____ Supplied material
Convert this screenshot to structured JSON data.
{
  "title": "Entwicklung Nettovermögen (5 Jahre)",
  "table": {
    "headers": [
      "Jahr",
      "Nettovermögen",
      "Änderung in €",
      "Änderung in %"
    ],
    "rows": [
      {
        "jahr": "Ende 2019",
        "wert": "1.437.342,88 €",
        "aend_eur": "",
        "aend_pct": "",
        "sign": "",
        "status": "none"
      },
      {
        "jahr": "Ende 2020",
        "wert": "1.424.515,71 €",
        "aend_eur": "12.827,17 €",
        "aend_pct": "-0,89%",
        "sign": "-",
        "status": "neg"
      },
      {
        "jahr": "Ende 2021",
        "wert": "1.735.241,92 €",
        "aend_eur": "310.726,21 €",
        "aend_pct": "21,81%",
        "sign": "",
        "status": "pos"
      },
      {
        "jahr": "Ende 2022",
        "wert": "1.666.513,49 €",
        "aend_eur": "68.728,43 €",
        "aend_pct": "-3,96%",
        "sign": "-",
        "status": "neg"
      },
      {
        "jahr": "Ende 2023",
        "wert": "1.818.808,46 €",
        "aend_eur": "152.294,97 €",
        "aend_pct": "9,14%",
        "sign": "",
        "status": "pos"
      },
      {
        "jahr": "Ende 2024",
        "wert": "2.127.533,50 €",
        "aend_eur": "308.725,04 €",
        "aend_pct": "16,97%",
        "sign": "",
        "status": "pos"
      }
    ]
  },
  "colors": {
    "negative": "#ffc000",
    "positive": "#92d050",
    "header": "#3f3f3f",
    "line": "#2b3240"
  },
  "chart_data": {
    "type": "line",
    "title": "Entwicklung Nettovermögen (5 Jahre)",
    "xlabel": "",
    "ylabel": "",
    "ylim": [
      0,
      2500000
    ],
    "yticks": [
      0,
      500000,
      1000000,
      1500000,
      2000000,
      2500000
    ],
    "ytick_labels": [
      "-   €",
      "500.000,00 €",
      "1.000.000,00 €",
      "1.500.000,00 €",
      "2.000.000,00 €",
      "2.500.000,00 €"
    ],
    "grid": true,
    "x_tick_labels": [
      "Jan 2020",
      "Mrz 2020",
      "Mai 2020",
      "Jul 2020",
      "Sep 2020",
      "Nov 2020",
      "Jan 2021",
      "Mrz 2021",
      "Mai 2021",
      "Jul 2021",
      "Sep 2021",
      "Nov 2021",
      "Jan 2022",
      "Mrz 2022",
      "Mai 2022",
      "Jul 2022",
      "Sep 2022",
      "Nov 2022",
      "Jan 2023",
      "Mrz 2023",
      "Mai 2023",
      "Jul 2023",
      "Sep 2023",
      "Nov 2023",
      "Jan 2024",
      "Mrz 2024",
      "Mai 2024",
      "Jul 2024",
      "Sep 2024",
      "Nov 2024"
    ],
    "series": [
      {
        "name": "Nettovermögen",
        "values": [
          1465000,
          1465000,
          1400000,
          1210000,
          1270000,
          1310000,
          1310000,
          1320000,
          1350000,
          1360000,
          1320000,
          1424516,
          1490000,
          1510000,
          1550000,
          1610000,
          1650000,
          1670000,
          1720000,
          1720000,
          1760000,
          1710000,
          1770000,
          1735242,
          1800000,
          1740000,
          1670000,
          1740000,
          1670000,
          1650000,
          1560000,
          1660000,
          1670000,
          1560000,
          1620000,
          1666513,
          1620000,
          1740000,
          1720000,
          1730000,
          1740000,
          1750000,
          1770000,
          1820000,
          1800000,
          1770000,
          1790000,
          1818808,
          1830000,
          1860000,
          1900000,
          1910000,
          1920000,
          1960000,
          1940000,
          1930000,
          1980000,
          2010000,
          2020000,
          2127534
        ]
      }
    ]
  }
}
________
* The task: Please set down the whole listing above without altering a single line.

* Solution:
Convert this screenshot to structured JSON data.
{
  "title": "Entwicklung Nettovermögen (5 Jahre)",
  "table": {
    "headers": [
      "Jahr",
      "Nettovermögen",
      "Änderung in €",
      "Änderung in %"
    ],
    "rows": [
      {
        "jahr": "Ende 2019",
        "wert": "1.437.342,88 €",
        "aend_eur": "",
        "aend_pct": "",
        "sign": "",
        "status": "none"
      },
      {
        "jahr": "Ende 2020",
        "wert": "1.424.515,71 €",
        "aend_eur": "12.827,17 €",
        "aend_pct": "-0,89%",
        "sign": "-",
        "status": "neg"
      },
      {
        "jahr": "Ende 2021",
        "wert": "1.735.241,92 €",
        "aend_eur": "310.726,21 €",
        "aend_pct": "21,81%",
        "sign": "",
        "status": "pos"
      },
      {
        "jahr": "Ende 2022",
        "wert": "1.666.513,49 €",
        "aend_eur": "68.728,43 €",
        "aend_pct": "-3,96%",
        "sign": "-",
        "status": "neg"
      },
      {
        "jahr": "Ende 2023",
        "wert": "1.818.808,46 €",
        "aend_eur": "152.294,97 €",
        "aend_pct": "9,14%",
        "sign": "",
        "status": "pos"
      },
      {
        "jahr": "Ende 2024",
        "wert": "2.127.533,50 €",
        "aend_eur": "308.725,04 €",
        "aend_pct": "16,97%",
        "sign": "",
        "status": "pos"
      }
    ]
  },
  "colors": {
    "negative": "#ffc000",
    "positive": "#92d050",
    "header": "#3f3f3f",
    "line": "#2b3240"
  },
  "chart_data": {
    "type": "line",
    "title": "Entwicklung Nettovermögen (5 Jahre)",
    "xlabel": "",
    "ylabel": "",
    "ylim": [
      0,
      2500000
    ],
    "yticks": [
      0,
      500000,
      1000000,
      1500000,
      2000000,
      2500000
    ],
    "ytick_labels": [
      "-   €",
      "500.000,00 €",
      "1.000.000,00 €",
      "1.500.000,00 €",
      "2.000.000,00 €",
      "2.500.000,00 €"
    ],
    "grid": true,
    "x_tick_labels": [
      "Jan 2020",
      "Mrz 2020",
      "Mai 2020",
      "Jul 2020",
      "Sep 2020",
      "Nov 2020",
      "Jan 2021",
      "Mrz 2021",
      "Mai 2021",
      "Jul 2021",
      "Sep 2021",
      "Nov 2021",
      "Jan 2022",
      "Mrz 2022",
      "Mai 2022",
      "Jul 2022",
      "Sep 2022",
      "Nov 2022",
      "Jan 2023",
      "Mrz 2023",
      "Mai 2023",
      "Jul 2023",
      "Sep 2023",
      "Nov 2023",
      "Jan 2024",
      "Mrz 2024",
      "Mai 2024",
      "Jul 2024",
      "Sep 2024",
      "Nov 2024"
    ],
    "series": [
      {
        "name": "Nettovermögen",
        "values": [
          1465000,
          1465000,
          1400000,
          1210000,
          1270000,
          1310000,
          1310000,
          1320000,
          1350000,
          1360000,
          1320000,
          1424516,
          1490000,
          1510000,
          1550000,
          1610000,
          1650000,
          1670000,
          1720000,
          1720000,
          1760000,
          1710000,
          1770000,
          1735242,
          1800000,
          1740000,
          1670000,
          1740000,
          1670000,
          1650000,
          1560000,
          1660000,
          1670000,
          1560000,
          1620000,
          1666513,
          1620000,
          1740000,
          1720000,
          1730000,
          1740000,
          1750000,
          1770000,
          1820000,
          1800000,
          1770000,
          1790000,
          1818808,
          1830000,
          1860000,
          1900000,
          1910000,
          1920000,
          1960000,
          1940000,
          1930000,
          1980000,
          2010000,
          2020000,
          2127534
        ]
      }
    ]
  }
}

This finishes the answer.